Exercise task –
Rewrite the span that opens with the line containing "- gridline-minor: [114, 99, 809, 101]" and closes with the line containing "- x-tick-label: Jun". Replace every "gridline-minor" with "gridline-secondary" and leave everything else intact.

[Begin]

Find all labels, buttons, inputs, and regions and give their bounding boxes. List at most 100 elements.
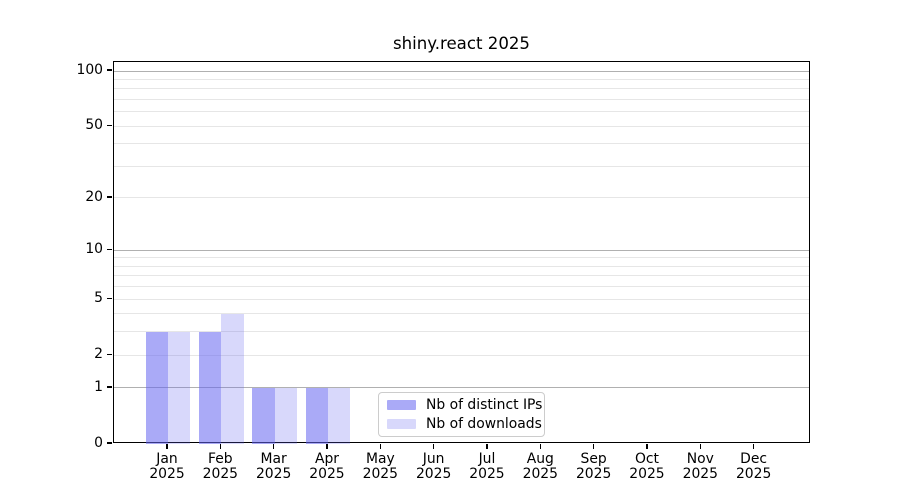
- gridline-minor: [114, 99, 809, 101]
- gridline-major: [114, 70, 809, 72]
- x-tick-month: Dec: [740, 451, 768, 467]
- y-tick-label: 10: [85, 241, 103, 258]
- x-tick: [539, 444, 541, 449]
- x-tick-year: 2025: [202, 465, 238, 482]
- y-tick: [107, 297, 112, 299]
- x-tick-month: Jul: [478, 451, 496, 467]
- x-tick-month: Feb: [208, 451, 233, 467]
- y-tick-label: 1: [94, 378, 103, 395]
- y-tick: [107, 353, 112, 355]
- x-tick-label: Sep 2025: [562, 452, 626, 481]
- gridline-minor: [114, 257, 809, 259]
- bar-distinct-ips: [145, 331, 168, 444]
- x-tick-year: 2025: [682, 465, 718, 482]
- x-tick: [699, 444, 701, 449]
- gridline-minor: [114, 286, 809, 288]
- x-tick-month: Mar: [260, 451, 287, 467]
- x-tick-month: Aug: [526, 451, 554, 467]
- gridline-minor: [114, 275, 809, 277]
- y-tick: [107, 442, 112, 444]
- gridline-minor: [114, 125, 809, 127]
- chart-title: shiny.react 2025: [393, 34, 530, 53]
- legend-label-distinct-ips: Nb of distinct IPs: [426, 397, 543, 413]
- legend-swatch-distinct-ips: [387, 399, 416, 411]
- x-tick-year: 2025: [149, 465, 185, 482]
- x-tick-year: 2025: [255, 465, 292, 482]
- gridline-minor: [114, 354, 809, 356]
- plot-area: [113, 61, 810, 444]
- gridline-major: [114, 249, 809, 251]
- gridline-minor: [114, 166, 809, 167]
- gridline-major: [114, 387, 809, 389]
- x-tick: [379, 444, 381, 449]
- x-tick-label: Oct 2025: [615, 452, 679, 481]
- x-tick-month: Jun: [422, 451, 445, 467]
- bar-distinct-ips: [305, 387, 328, 444]
- x-tick-label: Jun 2025: [402, 452, 466, 481]
- legend-item-downloads: Nb of downloads: [387, 416, 542, 432]
- x-tick-label: Feb 2025: [188, 452, 252, 481]
- y-tick: [107, 124, 112, 126]
- x-tick: [326, 444, 328, 449]
- x-tick-year: 2025: [309, 465, 345, 482]
- x-tick: [752, 444, 755, 449]
- gridline-minor: [114, 265, 809, 267]
- bar-distinct-ips: [198, 331, 222, 444]
- x-tick-month: Nov: [686, 451, 714, 467]
- y-tick-label: 0: [94, 435, 103, 451]
- x-tick-label: Apr 2025: [295, 452, 359, 481]
- y-tick: [107, 248, 112, 250]
- x-tick-year: 2025: [522, 465, 558, 482]
- x-tick-month: Sep: [580, 451, 607, 467]
- y-tick-label: 2: [94, 346, 103, 363]
- gridline-minor: [114, 331, 809, 333]
- y-tick: [107, 196, 112, 198]
- x-tick: [219, 444, 222, 449]
- y-tick: [107, 386, 112, 388]
- gridline-minor: [114, 88, 809, 90]
- x-tick-year: 2025: [415, 465, 452, 482]
- bar-downloads: [274, 387, 298, 444]
- x-tick: [272, 444, 275, 449]
- x-tick: [592, 444, 595, 449]
- y-tick-label: 5: [94, 290, 103, 307]
- legend-item-distinct-ips: Nb of distinct IPs: [387, 397, 542, 413]
- x-tick: [486, 444, 488, 449]
- x-tick-label: Mar 2025: [242, 452, 306, 481]
- gridline-minor: [114, 78, 809, 80]
- x-tick: [646, 444, 648, 449]
- x-tick-year: 2025: [362, 465, 398, 482]
- x-tick: [432, 444, 435, 449]
- y-tick: [107, 69, 112, 71]
- gridline-minor: [114, 197, 809, 199]
- x-tick-year: 2025: [629, 465, 665, 482]
- bar-downloads: [221, 313, 244, 444]
- x-tick: [166, 444, 168, 449]
- gridline-minor: [114, 143, 809, 145]
- y-tick-label: 50: [85, 117, 103, 134]
- x-tick-label: Dec 2025: [722, 452, 786, 481]
- x-tick-label: Jul 2025: [455, 452, 519, 481]
- x-tick-month: Jan: [156, 451, 178, 467]
- x-tick-year: 2025: [469, 465, 505, 482]
- gridline-minor: [114, 313, 809, 315]
- x-tick-year: 2025: [735, 465, 772, 482]
- gridline-minor: [114, 111, 809, 113]
- bar-distinct-ips: [252, 387, 275, 444]
- x-tick-month: Apr: [314, 451, 339, 467]
- bar-downloads: [327, 387, 351, 444]
- legend: Nb of distinct IPs Nb of downloads: [378, 392, 545, 437]
- x-tick-label: Aug 2025: [508, 452, 572, 481]
- x-tick-label: Nov 2025: [668, 452, 732, 481]
- legend-label-downloads: Nb of downloads: [426, 416, 542, 432]
- legend-swatch-downloads: [387, 418, 416, 430]
- gridline-minor: [114, 298, 809, 300]
- x-tick-label: May 2025: [348, 452, 412, 481]
- y-tick-label: 20: [85, 188, 103, 205]
- bar-downloads: [168, 331, 191, 444]
- x-tick-month: May: [365, 451, 395, 467]
- x-tick-label: Jan 2025: [135, 452, 199, 481]
- x-tick-month: Oct: [634, 451, 659, 467]
- x-tick-year: 2025: [575, 465, 612, 482]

[End]

The response –
- gridline-secondary: [114, 99, 809, 101]
- gridline-major: [114, 70, 809, 72]
- x-tick-month: Dec: [740, 451, 768, 467]
- y-tick-label: 10: [85, 241, 103, 258]
- x-tick: [539, 444, 541, 449]
- x-tick-year: 2025: [202, 465, 238, 482]
- y-tick: [107, 297, 112, 299]
- x-tick-month: Jul: [478, 451, 496, 467]
- x-tick-month: Feb: [208, 451, 233, 467]
- y-tick-label: 1: [94, 378, 103, 395]
- y-tick: [107, 353, 112, 355]
- x-tick-label: Sep 2025: [562, 452, 626, 481]
- gridline-secondary: [114, 257, 809, 259]
- bar-distinct-ips: [145, 331, 168, 444]
- x-tick-year: 2025: [682, 465, 718, 482]
- x-tick: [699, 444, 701, 449]
- gridline-secondary: [114, 286, 809, 288]
- x-tick-month: Mar: [260, 451, 287, 467]
- x-tick-month: Aug: [526, 451, 554, 467]
- gridline-secondary: [114, 275, 809, 277]
- y-tick: [107, 442, 112, 444]
- gridline-secondary: [114, 125, 809, 127]
- chart-title: shiny.react 2025: [393, 34, 530, 53]
- legend-label-distinct-ips: Nb of distinct IPs: [426, 397, 543, 413]
- legend-swatch-distinct-ips: [387, 399, 416, 411]
- x-tick-year: 2025: [149, 465, 185, 482]
- x-tick-year: 2025: [255, 465, 292, 482]
- gridline-secondary: [114, 354, 809, 356]
- plot-area: [113, 61, 810, 444]
- gridline-major: [114, 249, 809, 251]
- gridline-secondary: [114, 166, 809, 167]
- gridline-major: [114, 387, 809, 389]
- x-tick: [379, 444, 381, 449]
- x-tick-label: Oct 2025: [615, 452, 679, 481]
- x-tick-month: Jun: [422, 451, 445, 467]
- bar-distinct-ips: [305, 387, 328, 444]
- x-tick-label: Jun 2025: [402, 452, 466, 481]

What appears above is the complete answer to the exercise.